» TASK REQUIREMENTS
Restate the material word for word and leave out anything that is a picture.

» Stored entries
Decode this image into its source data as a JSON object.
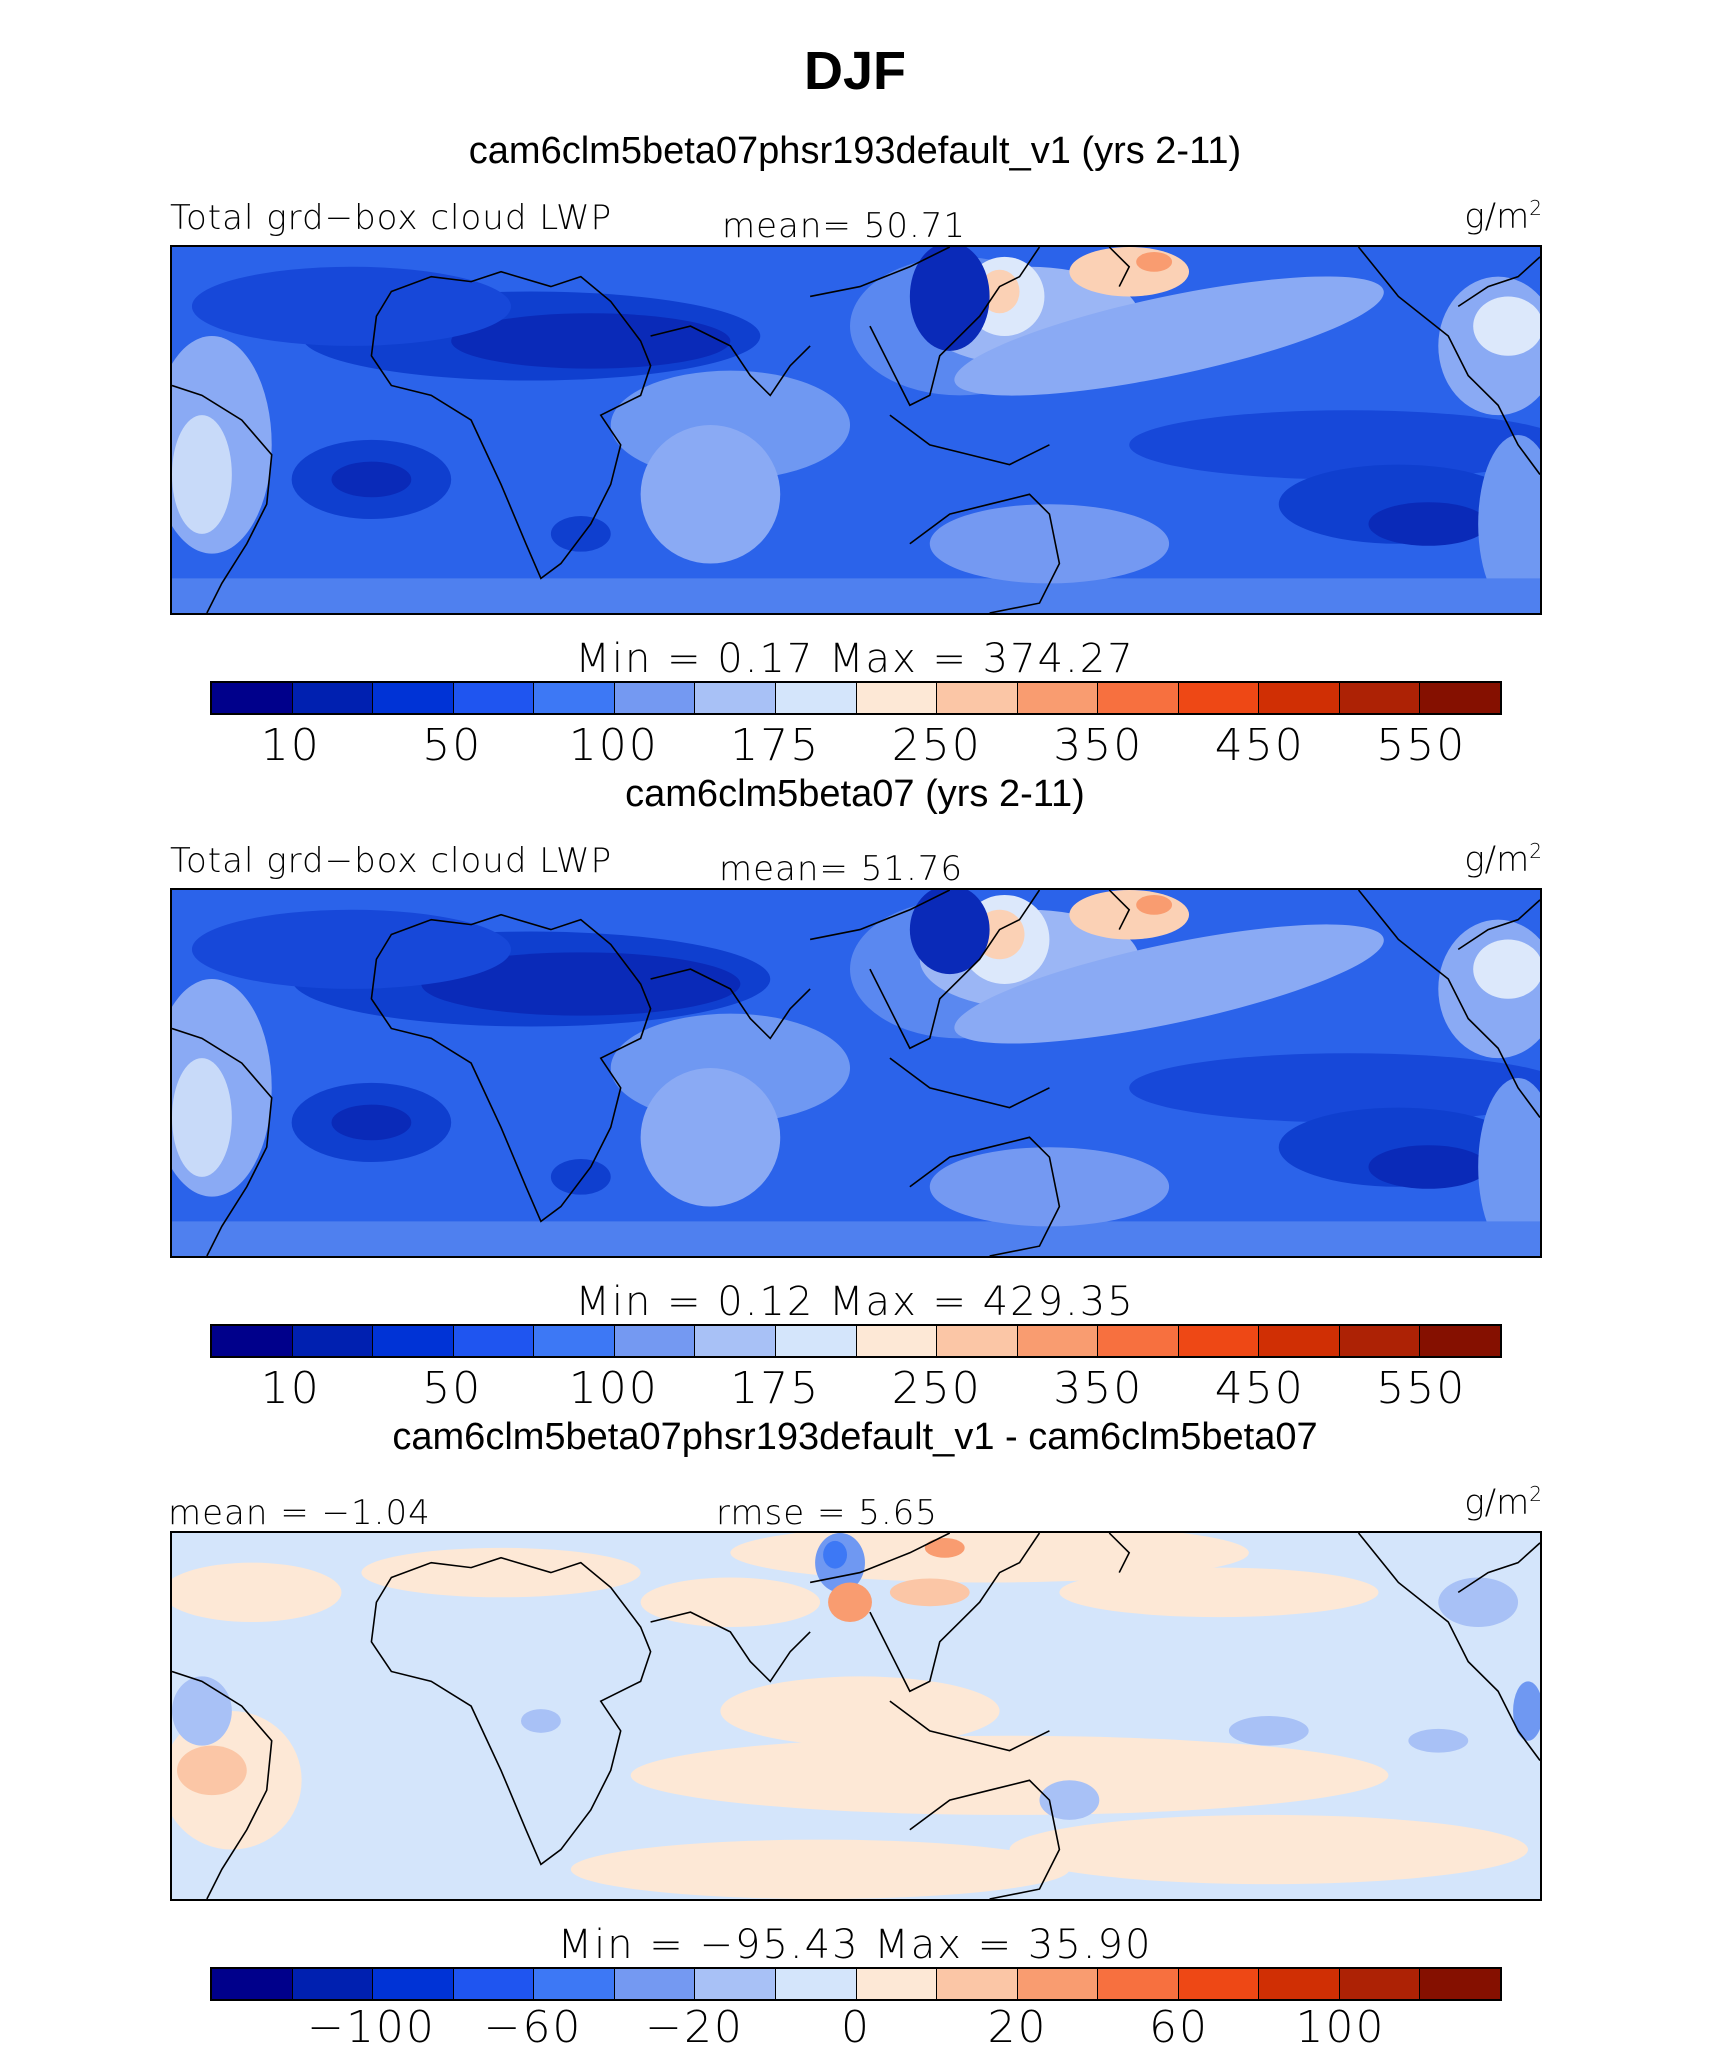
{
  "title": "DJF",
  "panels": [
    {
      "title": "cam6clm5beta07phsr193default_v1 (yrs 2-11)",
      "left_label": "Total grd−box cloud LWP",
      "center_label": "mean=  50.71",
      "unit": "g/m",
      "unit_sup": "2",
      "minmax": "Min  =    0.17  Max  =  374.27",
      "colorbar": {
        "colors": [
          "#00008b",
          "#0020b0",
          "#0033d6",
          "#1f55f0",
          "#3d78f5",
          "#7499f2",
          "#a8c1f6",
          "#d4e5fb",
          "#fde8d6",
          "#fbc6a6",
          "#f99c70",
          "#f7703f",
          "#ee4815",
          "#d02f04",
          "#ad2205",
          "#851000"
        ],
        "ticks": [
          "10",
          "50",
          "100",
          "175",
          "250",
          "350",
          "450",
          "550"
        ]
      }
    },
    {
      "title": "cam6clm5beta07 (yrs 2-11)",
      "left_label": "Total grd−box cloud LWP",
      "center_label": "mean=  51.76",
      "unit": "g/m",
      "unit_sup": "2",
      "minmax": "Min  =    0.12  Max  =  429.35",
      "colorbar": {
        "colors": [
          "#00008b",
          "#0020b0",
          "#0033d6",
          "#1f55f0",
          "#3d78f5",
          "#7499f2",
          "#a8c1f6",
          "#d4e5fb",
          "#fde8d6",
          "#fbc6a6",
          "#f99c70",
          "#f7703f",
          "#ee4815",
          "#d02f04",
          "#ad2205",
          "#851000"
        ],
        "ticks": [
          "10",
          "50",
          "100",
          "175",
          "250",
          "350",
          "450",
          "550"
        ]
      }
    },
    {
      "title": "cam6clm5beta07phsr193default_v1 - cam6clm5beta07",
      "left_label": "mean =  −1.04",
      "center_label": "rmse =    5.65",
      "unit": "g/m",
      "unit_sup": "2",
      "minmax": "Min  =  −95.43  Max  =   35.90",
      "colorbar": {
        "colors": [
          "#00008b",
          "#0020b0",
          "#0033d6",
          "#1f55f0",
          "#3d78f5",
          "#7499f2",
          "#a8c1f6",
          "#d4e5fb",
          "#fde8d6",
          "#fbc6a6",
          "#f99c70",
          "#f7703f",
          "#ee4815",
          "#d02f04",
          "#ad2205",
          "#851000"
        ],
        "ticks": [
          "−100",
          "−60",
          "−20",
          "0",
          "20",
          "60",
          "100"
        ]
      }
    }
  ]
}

» COMPLETE RESPONSE
Decode this image into its source data as a JSON object.
{
  "title": "DJF",
  "panels": [
    {
      "title": "cam6clm5beta07phsr193default_v1 (yrs 2-11)",
      "left_label": "Total grd−box cloud LWP",
      "center_label": "mean=  50.71",
      "unit": "g/m",
      "unit_sup": "2",
      "minmax": "Min  =    0.17  Max  =  374.27",
      "colorbar": {
        "colors": [
          "#00008b",
          "#0020b0",
          "#0033d6",
          "#1f55f0",
          "#3d78f5",
          "#7499f2",
          "#a8c1f6",
          "#d4e5fb",
          "#fde8d6",
          "#fbc6a6",
          "#f99c70",
          "#f7703f",
          "#ee4815",
          "#d02f04",
          "#ad2205",
          "#851000"
        ],
        "ticks": [
          "10",
          "50",
          "100",
          "175",
          "250",
          "350",
          "450",
          "550"
        ]
      }
    },
    {
      "title": "cam6clm5beta07 (yrs 2-11)",
      "left_label": "Total grd−box cloud LWP",
      "center_label": "mean=  51.76",
      "unit": "g/m",
      "unit_sup": "2",
      "minmax": "Min  =    0.12  Max  =  429.35",
      "colorbar": {
        "colors": [
          "#00008b",
          "#0020b0",
          "#0033d6",
          "#1f55f0",
          "#3d78f5",
          "#7499f2",
          "#a8c1f6",
          "#d4e5fb",
          "#fde8d6",
          "#fbc6a6",
          "#f99c70",
          "#f7703f",
          "#ee4815",
          "#d02f04",
          "#ad2205",
          "#851000"
        ],
        "ticks": [
          "10",
          "50",
          "100",
          "175",
          "250",
          "350",
          "450",
          "550"
        ]
      }
    },
    {
      "title": "cam6clm5beta07phsr193default_v1 - cam6clm5beta07",
      "left_label": "mean =  −1.04",
      "center_label": "rmse =    5.65",
      "unit": "g/m",
      "unit_sup": "2",
      "minmax": "Min  =  −95.43  Max  =   35.90",
      "colorbar": {
        "colors": [
          "#00008b",
          "#0020b0",
          "#0033d6",
          "#1f55f0",
          "#3d78f5",
          "#7499f2",
          "#a8c1f6",
          "#d4e5fb",
          "#fde8d6",
          "#fbc6a6",
          "#f99c70",
          "#f7703f",
          "#ee4815",
          "#d02f04",
          "#ad2205",
          "#851000"
        ],
        "ticks": [
          "−100",
          "−60",
          "−20",
          "0",
          "20",
          "60",
          "100"
        ]
      }
    }
  ]
}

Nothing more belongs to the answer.